Set problem ▸
Give back the full listing, character for character, with no pictures.

Begin

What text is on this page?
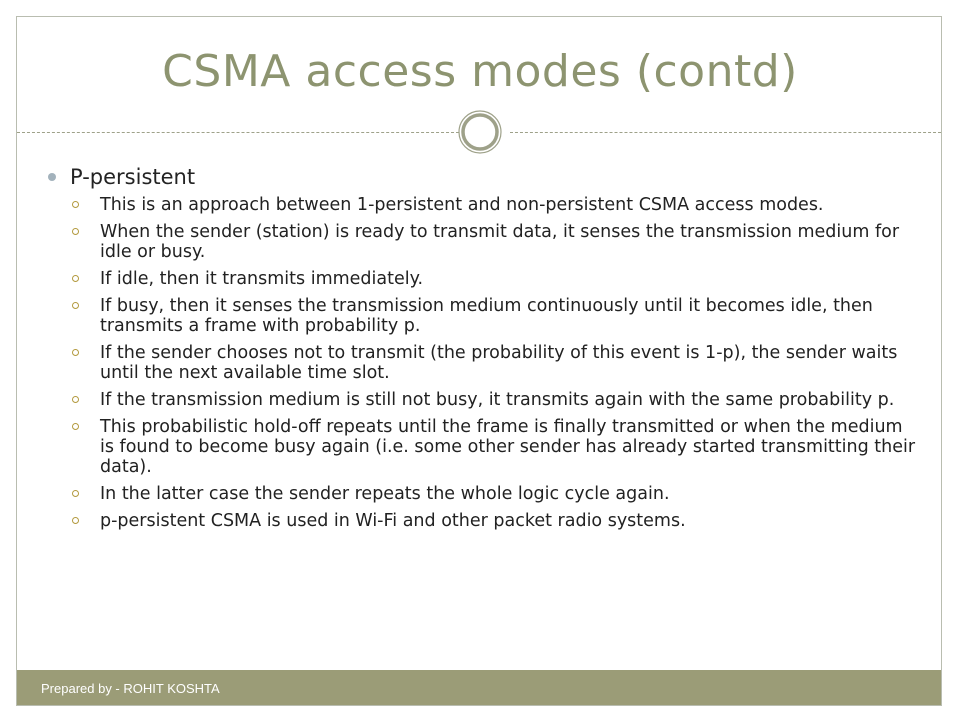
CSMA access modes (contd)
P-persistent
This is an approach between 1-persistent and non-persistent CSMA access modes.
When the sender (station) is ready to transmit data, it senses the transmission medium for idle or busy.
If idle, then it transmits immediately.
If busy, then it senses the transmission medium continuously until it becomes idle, then transmits a frame with probability p.
If the sender chooses not to transmit (the probability of this event is 1-p), the sender waits until the next available time slot.
If the transmission medium is still not busy, it transmits again with the same probability p.
This probabilistic hold-off repeats until the frame is finally transmitted or when the medium is found to become busy again (i.e. some other sender has already started transmitting their data).
In the latter case the sender repeats the whole logic cycle again.
p-persistent CSMA is used in Wi-Fi and other packet radio systems.
Prepared by - ROHIT KOSHTA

End

Solution below ▸
What text is on this page?
CSMA access modes (contd)
P-persistent
This is an approach between 1-persistent and non-persistent CSMA access modes.
When the sender (station) is ready to transmit data, it senses the transmission medium for idle or busy.
If idle, then it transmits immediately.
If busy, then it senses the transmission medium continuously until it becomes idle, then transmits a frame with probability p.
If the sender chooses not to transmit (the probability of this event is 1-p), the sender waits until the next available time slot.
If the transmission medium is still not busy, it transmits again with the same probability p.
This probabilistic hold-off repeats until the frame is finally transmitted or when the medium is found to become busy again (i.e. some other sender has already started transmitting their data).
In the latter case the sender repeats the whole logic cycle again.
p-persistent CSMA is used in Wi-Fi and other packet radio systems.
Prepared by - ROHIT KOSHTA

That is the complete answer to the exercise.